» AUFGABENSTELLUNG
**1)** Welche Funktion hatte Kurt Hager laut dem Text über die Ostpolitik?
**2)** Schreiben Sie aus dem Text über die Ostpolitik die Stelle zwischen „de Maizière: Ja, selbstverständlich.“ und „hat Hoffnung produziert.“ einschließlich ab.

═════ AUSGEWÄHLTER TEXT

Von 1968 bis 1985 - das ist eine lange Zeit, vor allem, wenn in ihr, wie Sie so schön sagen, das Gefühl der Unendlichkeit herrscht. Welche Rolle spielt da die Ostpolitik der siebziger Jahre? Hat sie die Trennungen nicht weitaus erträglicher gemacht? de Maizière: Diese Politik hatte für uns immer zwei Gesichter. Da war zum einen der völlig richtige Ansatz, die Grenzen durchlässiger zu machen, ins Gespräch zu kommen, Kontakte neu zu knüpfen. Dies alles beobachtete man, freute sich an den kleinen Schritten, konnte es intellektuell akzeptieren - um doch auf der anderen Seite ganz emotional zu fragen: Warum lassen die sich mit diesen Verbrechern ein? Es gab einfach einige Leute in der Führung, bei denen ich dachte, nein, mit denen spricht man nicht. Der Kurt Hager zum Beispiel, der SED-Chefideologe, der nun wirklich im künstlerischen und intellektuellen Bereich jeden Anflug von Liberalität stets im Keim erstickte. Aber natürlich war mir klar, daß die Entspannungspolitik in den siebziger Jahren insgesamt der einzige Weg war.
Zumindest muß man doch bilanzieren, daß sie geholfen hat, die lange Periode der Trennung zu überbrücken!
de Maizière: Ja, selbstverständlich. Wie hätte es denn an der innerdeutschen Grenze ohne all die Erleichterungen ausgesehen! Wie übersteht man Zeiten der Repression? Indem man sich und anderen Hoffnung macht. Und die Entspannungspolitik hat Hoffnung produziert.
Auch jene Hoffnung, alle Trennungen eines Tages ganz wieder überwinden zu können?de Maizière: Ja und nein. Dem Wunsch nach Selbständigkeit der DDR mußte Bonn ja manches Zugeständnis machen. Bis 1969 unterhielt man das Gesamtdeutsche Institut. Das wurde dann aufgelöst. Und als die Vereinigung 1990 anstand, da fand sich nirgendwo und in keiner Schublade irgendein Plan für den Tag X.
So betrachtet hätte es die Trennung geradezu vertieft!
de Maizière: Ach, wissen Sie, wir müssen endlich lernen, einen ganz wichtigen Unterschied zu machen. Das eine ist, wie wir das damals aktuell empfunden haben. Und das andere, wie wir das jetzt im nachhinein beurteilen, im Wissen um das, was später alles geschah. Was müssen wir kirchlich engagierte Menschen uns jetzt im nachhinein die Formel von der Kirche im Sozialismus um die Ohren hauen lassen! Das wäre doch alles Verrat gewesen und Anpassung und ich weiß nicht was. Diese Kritiker sollen sich doch mal bitte ehrlich zurückerinnern! Wenn wir damals Westbesuch bekamen, dann hat der erst mal regelmäßig zwei Stunden beschrieben, wie schrecklich es wieder an der Grenze war und wie ihnen bei der Fahrzeugkontrolle die Knie gezittert haben. Und die wollen uns heute nun vom sicheren Port der neunziger Jahre aus erzählen, wie mutig wir hätten gewesen sein sollen! Wir hatten dieses System aber 365 Tage im Jahr um uns!

══════════
═════ EINTRÄGE

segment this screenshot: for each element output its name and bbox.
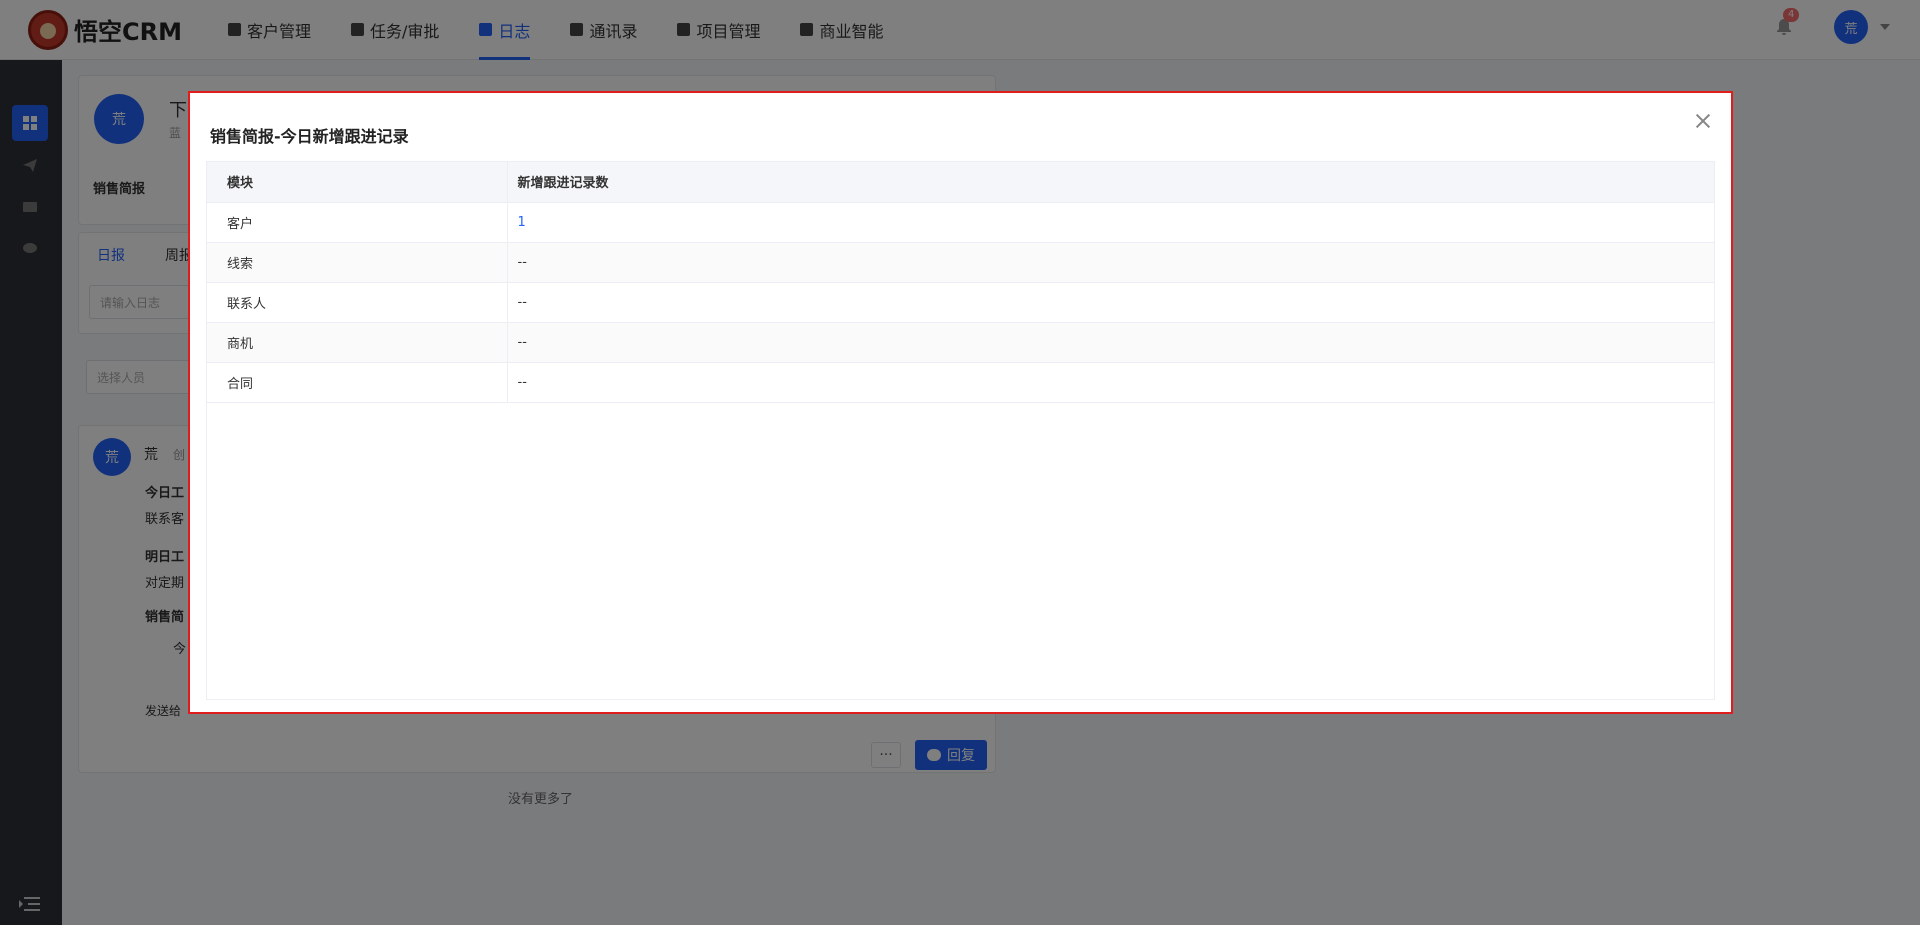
dialog-title: 销售简报-今日新增跟进记录 xyxy=(210,127,409,146)
count-cell: -- xyxy=(507,362,1714,403)
table-row: 联系人 -- xyxy=(207,282,1714,323)
close-icon[interactable] xyxy=(1693,111,1713,131)
table-row: 商机 -- xyxy=(207,322,1714,363)
module-cell: 商机 xyxy=(207,322,508,363)
count-cell: 1 xyxy=(507,202,1714,243)
sales-brief-dialog: 销售简报-今日新增跟进记录 模块 新增跟进记录数 客户 1 线索 -- 联系人 … xyxy=(188,91,1733,714)
module-cell: 客户 xyxy=(207,202,508,243)
count-cell: -- xyxy=(507,322,1714,363)
count-link[interactable]: 1 xyxy=(518,215,526,230)
count-cell: -- xyxy=(507,282,1714,323)
count-cell: -- xyxy=(507,242,1714,283)
module-cell: 合同 xyxy=(207,362,508,403)
followup-table: 模块 新增跟进记录数 客户 1 线索 -- 联系人 -- 商机 -- 合同 -- xyxy=(206,161,1715,700)
table-row: 线索 -- xyxy=(207,242,1714,283)
column-header-module: 模块 xyxy=(207,162,508,203)
table-header-row: 模块 新增跟进记录数 xyxy=(207,162,1714,203)
table-row: 合同 -- xyxy=(207,362,1714,403)
column-header-count: 新增跟进记录数 xyxy=(507,162,1714,203)
table-row: 客户 1 xyxy=(207,202,1714,243)
module-cell: 线索 xyxy=(207,242,508,283)
module-cell: 联系人 xyxy=(207,282,508,323)
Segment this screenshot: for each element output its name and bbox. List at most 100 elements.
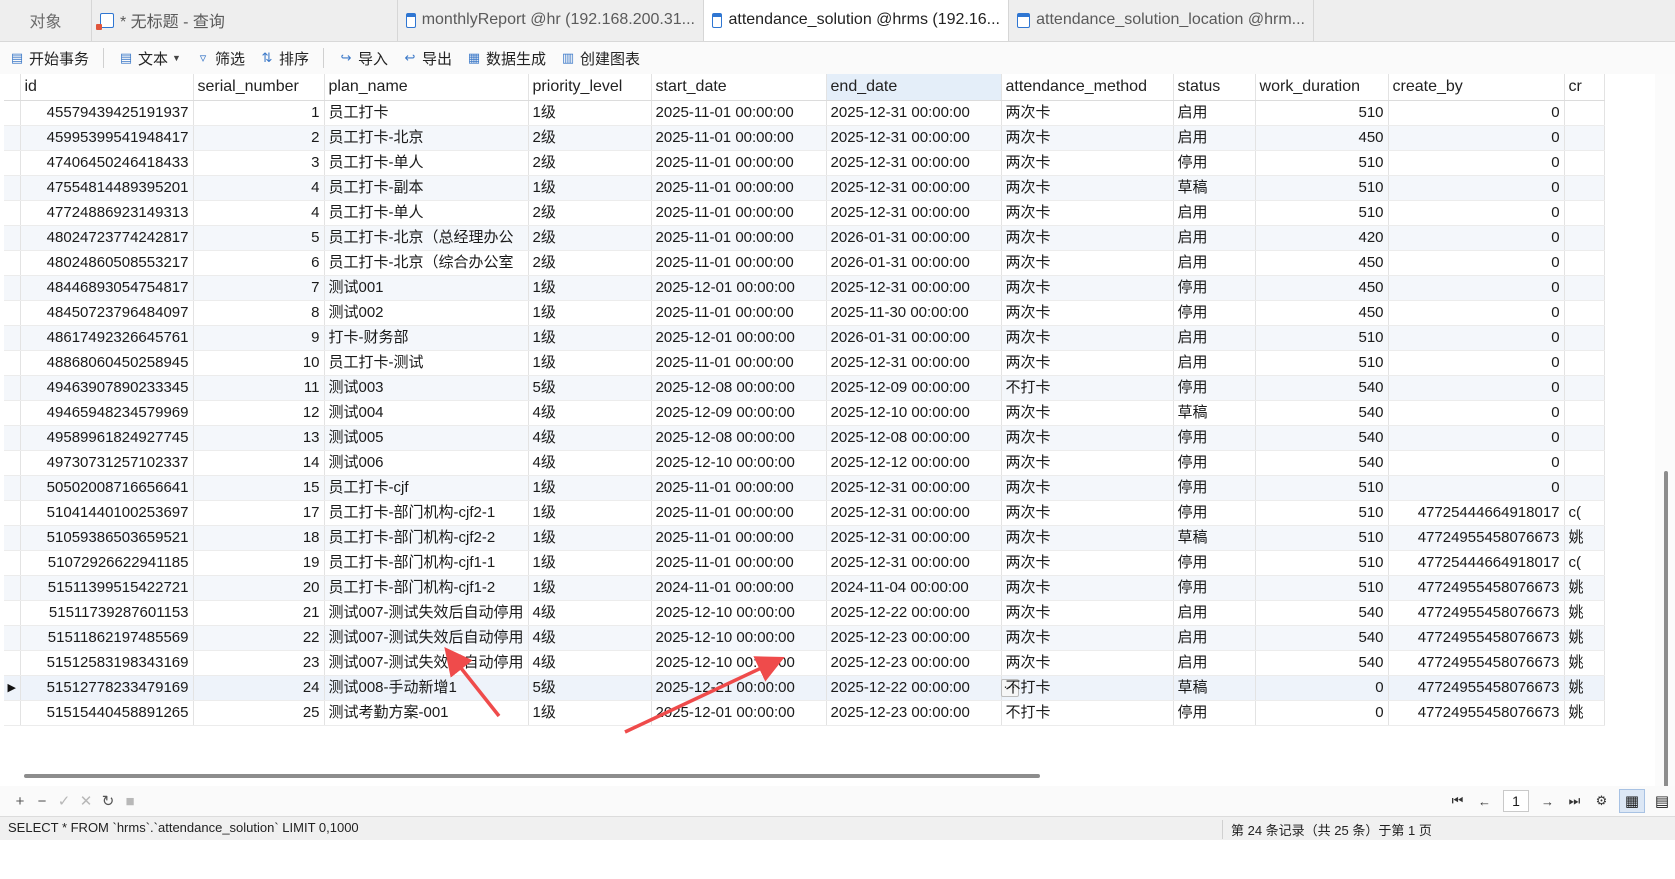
cell-id[interactable]: 51512583198343169 [20,650,194,676]
cell-id[interactable]: 45579439425191937 [20,100,194,126]
cell-start-date[interactable]: 2025-11-01 00:00:00 [651,150,827,176]
cell-end-date[interactable]: 2024-11-04 00:00:00 [826,575,1002,601]
cell-id[interactable]: 48868060450258945 [20,350,194,376]
cell-plan-name[interactable]: 员工打卡-部门机构-cjf2-2 [324,525,529,551]
cell-attendance-method[interactable]: 两次卡 [1001,350,1174,376]
cell-end-date[interactable]: 2025-12-31 00:00:00 [826,500,1002,526]
cell-plan-name[interactable]: 员工打卡-北京（综合办公室 [324,250,529,276]
column-header-create-by[interactable]: create_by [1388,74,1565,101]
cell-priority-level[interactable]: 1级 [528,275,652,301]
cell-priority-level[interactable]: 1级 [528,700,652,726]
table-row[interactable]: 51511862197485569 22 测试007-测试失效后自动停用 4级 2025… [4,625,1605,651]
cell-status[interactable]: 启用 [1173,650,1256,676]
cell-status[interactable]: 启用 [1173,600,1256,626]
table-row[interactable]: 45579439425191937 1 员工打卡 1级 2025-11-01 00:00… [4,100,1605,126]
cell-priority-level[interactable]: 1级 [528,100,652,126]
cell-status[interactable]: 启用 [1173,200,1256,226]
next-page-button[interactable]: → [1534,794,1561,809]
cell-id[interactable]: 48450723796484097 [20,300,194,326]
cell-work-duration[interactable]: 510 [1255,325,1389,351]
cell-work-duration[interactable]: 450 [1255,300,1389,326]
cell-id[interactable]: 47554814489395201 [20,175,194,201]
cell-priority-level[interactable]: 1级 [528,500,652,526]
tab-attendance-solution[interactable]: attendance_solution @hrms (192.16... [704,0,1009,41]
cell-attendance-method[interactable]: 两次卡 [1001,575,1174,601]
apply-changes-button[interactable]: ✓ [53,792,75,810]
cell-work-duration[interactable]: 510 [1255,475,1389,501]
cell-cr[interactable]: 姚 [1564,650,1605,676]
discard-changes-button[interactable]: ✕ [75,792,97,810]
cell-status[interactable]: 启用 [1173,250,1256,276]
cell-work-duration[interactable]: 510 [1255,500,1389,526]
column-header-start-date[interactable]: start_date [651,74,827,101]
column-header-work-duration[interactable]: work_duration [1255,74,1389,101]
stop-button[interactable]: ■ [119,793,141,810]
cell-start-date[interactable]: 2024-11-01 00:00:00 [651,575,827,601]
cell-priority-level[interactable]: 1级 [528,325,652,351]
cell-serial-number[interactable]: 21 [193,600,325,626]
cell-create-by[interactable]: 47724955458076673 [1388,575,1565,601]
row-indicator[interactable] [4,500,21,526]
cell-work-duration[interactable]: 450 [1255,250,1389,276]
cell-create-by[interactable]: 47725444664918017 [1388,500,1565,526]
cell-serial-number[interactable]: 4 [193,200,325,226]
cell-status[interactable]: 草稿 [1173,525,1256,551]
cell-create-by[interactable]: 0 [1388,200,1565,226]
table-row[interactable]: 48024860508553217 6 员工打卡-北京（综合办公室 2级 2025-11… [4,250,1605,276]
table-row[interactable]: 49730731257102337 14 测试006 4级 2025-12-10 00:… [4,450,1605,476]
table-row[interactable]: 51515440458891265 25 测试考勤方案-001 1级 2025-12-0… [4,700,1605,726]
cell-cr[interactable] [1564,175,1605,201]
cell-serial-number[interactable]: 22 [193,625,325,651]
cell-serial-number[interactable]: 14 [193,450,325,476]
cell-plan-name[interactable]: 测试007-测试失效后自动停用 [324,625,529,651]
cell-work-duration[interactable]: 450 [1255,125,1389,151]
cell-priority-level[interactable]: 1级 [528,350,652,376]
row-indicator[interactable] [4,600,21,626]
table-row[interactable]: 49463907890233345 11 测试003 5级 2025-12-08 00:… [4,375,1605,401]
cell-serial-number[interactable]: 25 [193,700,325,726]
table-row[interactable]: 48617492326645761 9 打卡-财务部 1级 2025-12-01 00:… [4,325,1605,351]
cell-end-date[interactable]: 2025-12-31 00:00:00 [826,175,1002,201]
table-row[interactable]: 51511739287601153 21 测试007-测试失效后自动停用 4级 2025… [4,600,1605,626]
cell-status[interactable]: 启用 [1173,100,1256,126]
cell-plan-name[interactable]: 测试007-测试失效后自动停用 [324,650,529,676]
cell-id[interactable]: 51511739287601153 [20,600,194,626]
cell-serial-number[interactable]: 2 [193,125,325,151]
cell-plan-name[interactable]: 员工打卡-部门机构-cjf2-1 [324,500,529,526]
cell-status[interactable]: 停用 [1173,375,1256,401]
cell-serial-number[interactable]: 4 [193,175,325,201]
cell-end-date[interactable]: 2026-01-31 00:00:00 [826,250,1002,276]
cell-attendance-method[interactable]: 两次卡 [1001,150,1174,176]
cell-start-date[interactable]: 2025-12-01 00:00:00 [651,700,827,726]
cell-create-by[interactable]: 47724955458076673 [1388,675,1565,701]
cell-end-date[interactable]: 2026-01-31 00:00:00 [826,225,1002,251]
cell-serial-number[interactable]: 6 [193,250,325,276]
cell-create-by[interactable]: 0 [1388,225,1565,251]
cell-end-date[interactable]: 2025-12-31 00:00:00 [826,100,1002,126]
cell-start-date[interactable]: 2025-12-10 00:00:00 [651,625,827,651]
cell-create-by[interactable]: 0 [1388,150,1565,176]
add-record-button[interactable]: + [9,793,31,810]
cell-cr[interactable]: c( [1564,550,1605,576]
cell-id[interactable]: 51512778233479169 [20,675,194,701]
cell-end-date[interactable]: 2025-12-22 00:00:00⋯ [826,675,1019,701]
filter-button[interactable]: ▿ 筛选 [195,48,245,69]
cell-end-date[interactable]: 2025-12-09 00:00:00 [826,375,1002,401]
cell-start-date[interactable]: 2025-12-08 00:00:00 [651,375,827,401]
cell-attendance-method[interactable]: 两次卡 [1001,600,1174,626]
cell-status[interactable]: 停用 [1173,475,1256,501]
cell-start-date[interactable]: 2025-12-10 00:00:00 [651,650,827,676]
column-header-status[interactable]: status [1173,74,1256,101]
cell-start-date[interactable]: 2025-11-01 00:00:00 [651,500,827,526]
table-row[interactable]: 51041440100253697 17 员工打卡-部门机构-cjf2-1 1级 202… [4,500,1605,526]
cell-status[interactable]: 启用 [1173,325,1256,351]
cell-serial-number[interactable]: 5 [193,225,325,251]
cell-work-duration[interactable]: 450 [1255,275,1389,301]
vertical-scroll-thumb[interactable] [1664,471,1668,811]
table-row[interactable]: 50502008716656641 15 员工打卡-cjf 1级 2025-11-01 … [4,475,1605,501]
cell-end-date[interactable]: 2025-12-12 00:00:00 [826,450,1002,476]
cell-plan-name[interactable]: 员工打卡-副本 [324,175,529,201]
cell-work-duration[interactable]: 540 [1255,425,1389,451]
cell-priority-level[interactable]: 2级 [528,125,652,151]
cell-create-by[interactable]: 0 [1388,475,1565,501]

══════════

» ANTWORTEN
**1)** Er war der SED-Chefideologe.

**2)**
de Maizière: Ja, selbstverständlich. Wie hätte es denn an der innerdeutschen Grenze ohne all die Erleichterungen ausgesehen! Wie übersteht man Zeiten der Repression? Indem man sich und anderen Hoffnung macht. Und die Entspannungspolitik hat Hoffnung produziert.